[Data records]
>> begin

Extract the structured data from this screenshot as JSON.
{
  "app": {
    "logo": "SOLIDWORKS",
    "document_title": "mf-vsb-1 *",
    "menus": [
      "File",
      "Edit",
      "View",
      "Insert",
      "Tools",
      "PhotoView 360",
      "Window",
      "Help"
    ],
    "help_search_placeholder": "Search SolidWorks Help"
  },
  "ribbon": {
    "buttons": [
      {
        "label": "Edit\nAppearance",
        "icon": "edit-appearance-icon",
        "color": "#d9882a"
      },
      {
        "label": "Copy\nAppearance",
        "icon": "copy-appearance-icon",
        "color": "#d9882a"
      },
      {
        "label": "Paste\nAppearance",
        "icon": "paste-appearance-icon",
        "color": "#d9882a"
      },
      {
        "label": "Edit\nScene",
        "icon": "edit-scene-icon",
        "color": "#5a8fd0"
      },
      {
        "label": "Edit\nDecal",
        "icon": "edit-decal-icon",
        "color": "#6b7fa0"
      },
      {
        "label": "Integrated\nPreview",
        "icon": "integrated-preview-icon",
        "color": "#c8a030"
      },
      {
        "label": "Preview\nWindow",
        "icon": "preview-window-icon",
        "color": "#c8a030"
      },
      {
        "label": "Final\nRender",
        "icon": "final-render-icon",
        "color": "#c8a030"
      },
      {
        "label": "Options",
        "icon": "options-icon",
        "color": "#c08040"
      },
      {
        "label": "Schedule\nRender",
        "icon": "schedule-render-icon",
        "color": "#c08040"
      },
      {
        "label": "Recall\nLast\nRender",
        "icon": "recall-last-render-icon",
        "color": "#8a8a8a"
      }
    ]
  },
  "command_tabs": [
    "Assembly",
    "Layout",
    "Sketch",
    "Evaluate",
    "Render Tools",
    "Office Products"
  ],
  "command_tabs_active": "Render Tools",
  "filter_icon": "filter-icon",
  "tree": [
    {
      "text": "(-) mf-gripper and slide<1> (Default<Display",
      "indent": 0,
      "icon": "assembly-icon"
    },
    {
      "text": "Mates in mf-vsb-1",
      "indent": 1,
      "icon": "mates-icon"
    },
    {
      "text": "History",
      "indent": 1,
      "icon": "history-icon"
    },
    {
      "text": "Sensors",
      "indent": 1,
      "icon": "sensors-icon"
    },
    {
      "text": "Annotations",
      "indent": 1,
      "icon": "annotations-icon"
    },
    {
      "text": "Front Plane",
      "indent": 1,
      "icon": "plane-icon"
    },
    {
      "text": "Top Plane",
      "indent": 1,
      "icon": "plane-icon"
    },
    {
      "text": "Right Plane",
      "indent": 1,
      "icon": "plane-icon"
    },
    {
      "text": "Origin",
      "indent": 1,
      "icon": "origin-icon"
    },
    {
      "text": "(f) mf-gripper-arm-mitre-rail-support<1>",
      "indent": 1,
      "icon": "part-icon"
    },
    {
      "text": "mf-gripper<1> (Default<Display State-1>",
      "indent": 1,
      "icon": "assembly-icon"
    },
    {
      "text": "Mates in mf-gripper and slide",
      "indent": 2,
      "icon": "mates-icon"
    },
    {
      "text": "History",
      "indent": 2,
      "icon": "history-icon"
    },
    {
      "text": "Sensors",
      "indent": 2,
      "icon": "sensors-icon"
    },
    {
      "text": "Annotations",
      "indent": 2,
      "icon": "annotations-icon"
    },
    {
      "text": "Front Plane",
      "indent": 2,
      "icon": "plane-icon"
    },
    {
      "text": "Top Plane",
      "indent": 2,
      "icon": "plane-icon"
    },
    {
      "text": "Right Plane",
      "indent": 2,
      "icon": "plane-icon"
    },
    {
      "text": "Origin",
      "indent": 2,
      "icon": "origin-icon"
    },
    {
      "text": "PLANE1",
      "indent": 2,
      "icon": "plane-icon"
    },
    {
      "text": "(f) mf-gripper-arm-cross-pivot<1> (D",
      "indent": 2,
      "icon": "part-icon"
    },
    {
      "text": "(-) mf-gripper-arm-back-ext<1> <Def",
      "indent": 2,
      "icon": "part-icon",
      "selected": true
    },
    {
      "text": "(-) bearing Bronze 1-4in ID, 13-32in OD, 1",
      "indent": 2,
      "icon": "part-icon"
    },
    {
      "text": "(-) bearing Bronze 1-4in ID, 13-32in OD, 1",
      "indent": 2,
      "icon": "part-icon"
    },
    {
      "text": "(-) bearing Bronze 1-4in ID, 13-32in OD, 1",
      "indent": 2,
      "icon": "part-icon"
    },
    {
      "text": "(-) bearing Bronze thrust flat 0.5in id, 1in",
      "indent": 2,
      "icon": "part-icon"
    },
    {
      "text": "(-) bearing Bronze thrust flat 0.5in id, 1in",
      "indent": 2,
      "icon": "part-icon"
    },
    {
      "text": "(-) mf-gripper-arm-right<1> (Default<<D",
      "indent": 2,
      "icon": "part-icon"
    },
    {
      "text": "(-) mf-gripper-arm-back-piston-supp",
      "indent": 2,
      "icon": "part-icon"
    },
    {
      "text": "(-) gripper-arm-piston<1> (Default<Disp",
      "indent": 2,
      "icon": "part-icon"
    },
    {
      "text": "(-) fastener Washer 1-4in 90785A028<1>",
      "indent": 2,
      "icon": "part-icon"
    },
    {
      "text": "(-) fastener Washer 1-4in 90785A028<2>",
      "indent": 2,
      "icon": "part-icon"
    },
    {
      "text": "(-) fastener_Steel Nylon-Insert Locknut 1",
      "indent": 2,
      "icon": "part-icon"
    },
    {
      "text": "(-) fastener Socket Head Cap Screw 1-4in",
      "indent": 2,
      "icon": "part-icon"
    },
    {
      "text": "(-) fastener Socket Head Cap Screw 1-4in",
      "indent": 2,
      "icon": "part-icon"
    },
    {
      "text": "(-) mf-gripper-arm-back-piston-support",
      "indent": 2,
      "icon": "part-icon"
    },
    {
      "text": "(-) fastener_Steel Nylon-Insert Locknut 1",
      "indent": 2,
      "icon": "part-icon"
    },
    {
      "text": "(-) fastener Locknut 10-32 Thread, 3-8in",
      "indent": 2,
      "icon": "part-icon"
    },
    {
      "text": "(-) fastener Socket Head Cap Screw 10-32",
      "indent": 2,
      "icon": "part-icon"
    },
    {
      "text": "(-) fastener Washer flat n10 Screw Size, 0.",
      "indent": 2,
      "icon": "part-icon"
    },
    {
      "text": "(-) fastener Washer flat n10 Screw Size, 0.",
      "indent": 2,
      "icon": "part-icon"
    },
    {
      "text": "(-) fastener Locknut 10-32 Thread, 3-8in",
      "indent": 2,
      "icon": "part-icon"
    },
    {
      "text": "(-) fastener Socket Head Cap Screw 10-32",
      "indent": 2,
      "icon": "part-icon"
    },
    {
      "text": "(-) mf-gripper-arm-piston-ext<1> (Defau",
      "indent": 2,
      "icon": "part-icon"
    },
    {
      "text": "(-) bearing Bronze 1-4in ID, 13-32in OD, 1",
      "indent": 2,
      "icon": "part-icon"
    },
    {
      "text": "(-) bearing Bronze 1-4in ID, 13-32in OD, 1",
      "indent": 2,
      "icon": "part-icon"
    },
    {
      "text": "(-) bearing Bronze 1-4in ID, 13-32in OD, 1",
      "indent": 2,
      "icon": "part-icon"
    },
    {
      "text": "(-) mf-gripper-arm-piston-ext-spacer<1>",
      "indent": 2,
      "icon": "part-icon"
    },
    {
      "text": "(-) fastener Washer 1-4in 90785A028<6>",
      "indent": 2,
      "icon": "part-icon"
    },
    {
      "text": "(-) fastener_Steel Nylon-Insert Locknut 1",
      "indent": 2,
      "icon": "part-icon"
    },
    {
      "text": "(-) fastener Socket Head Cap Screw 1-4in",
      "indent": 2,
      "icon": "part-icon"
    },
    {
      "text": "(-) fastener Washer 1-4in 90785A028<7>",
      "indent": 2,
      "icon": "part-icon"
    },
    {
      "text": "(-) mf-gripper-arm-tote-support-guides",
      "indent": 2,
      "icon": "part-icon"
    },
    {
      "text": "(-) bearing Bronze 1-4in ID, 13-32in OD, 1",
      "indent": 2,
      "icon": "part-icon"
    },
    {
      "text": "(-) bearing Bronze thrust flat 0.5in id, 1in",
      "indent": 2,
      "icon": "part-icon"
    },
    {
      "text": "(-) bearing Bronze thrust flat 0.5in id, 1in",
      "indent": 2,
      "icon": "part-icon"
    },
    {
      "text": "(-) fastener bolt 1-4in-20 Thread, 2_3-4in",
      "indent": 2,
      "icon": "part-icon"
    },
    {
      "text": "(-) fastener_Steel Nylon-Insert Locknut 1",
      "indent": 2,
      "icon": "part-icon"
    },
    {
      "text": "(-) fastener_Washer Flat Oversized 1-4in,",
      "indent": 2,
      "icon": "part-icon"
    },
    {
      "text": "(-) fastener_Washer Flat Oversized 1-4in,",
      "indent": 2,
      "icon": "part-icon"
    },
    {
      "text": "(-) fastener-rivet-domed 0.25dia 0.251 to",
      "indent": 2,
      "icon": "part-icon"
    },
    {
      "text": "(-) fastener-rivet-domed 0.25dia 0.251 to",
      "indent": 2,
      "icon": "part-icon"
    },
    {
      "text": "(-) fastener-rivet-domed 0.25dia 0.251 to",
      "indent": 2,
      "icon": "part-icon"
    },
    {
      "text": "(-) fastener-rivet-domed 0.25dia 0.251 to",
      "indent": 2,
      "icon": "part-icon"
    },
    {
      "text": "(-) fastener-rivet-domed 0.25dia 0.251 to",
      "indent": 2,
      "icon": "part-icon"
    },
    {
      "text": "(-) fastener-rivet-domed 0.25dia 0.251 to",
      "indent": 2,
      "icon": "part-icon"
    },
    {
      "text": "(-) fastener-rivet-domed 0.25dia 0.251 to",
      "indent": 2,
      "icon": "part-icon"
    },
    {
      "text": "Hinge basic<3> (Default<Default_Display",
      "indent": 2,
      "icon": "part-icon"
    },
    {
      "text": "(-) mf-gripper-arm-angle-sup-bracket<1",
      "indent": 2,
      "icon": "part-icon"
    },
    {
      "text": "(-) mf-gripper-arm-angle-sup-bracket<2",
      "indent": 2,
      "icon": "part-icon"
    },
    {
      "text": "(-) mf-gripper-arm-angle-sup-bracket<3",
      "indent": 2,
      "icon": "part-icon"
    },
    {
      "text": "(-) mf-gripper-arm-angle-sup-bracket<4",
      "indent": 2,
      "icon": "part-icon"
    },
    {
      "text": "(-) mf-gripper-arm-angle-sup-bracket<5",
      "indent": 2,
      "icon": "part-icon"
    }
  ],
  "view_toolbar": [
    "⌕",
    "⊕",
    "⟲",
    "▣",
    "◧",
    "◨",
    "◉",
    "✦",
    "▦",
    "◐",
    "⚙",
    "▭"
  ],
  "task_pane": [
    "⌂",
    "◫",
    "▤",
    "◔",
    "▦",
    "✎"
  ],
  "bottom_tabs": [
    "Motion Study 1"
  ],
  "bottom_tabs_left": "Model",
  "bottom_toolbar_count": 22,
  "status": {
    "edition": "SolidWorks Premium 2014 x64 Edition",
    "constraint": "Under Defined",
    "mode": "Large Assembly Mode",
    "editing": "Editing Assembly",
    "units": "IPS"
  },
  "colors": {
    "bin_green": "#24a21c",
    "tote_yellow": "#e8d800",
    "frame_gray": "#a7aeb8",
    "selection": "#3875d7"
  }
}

>> end

### Challenge
Locate the word "angle" in the records above, and return each line that has it.

### Correct answer
      "text": "(-) mf-gripper-arm-angle-sup-bracket<1",
      "text": "(-) mf-gripper-arm-angle-sup-bracket<2",
      "text": "(-) mf-gripper-arm-angle-sup-bracket<3",
      "text": "(-) mf-gripper-arm-angle-sup-bracket<4",
      "text": "(-) mf-gripper-arm-angle-sup-bracket<5",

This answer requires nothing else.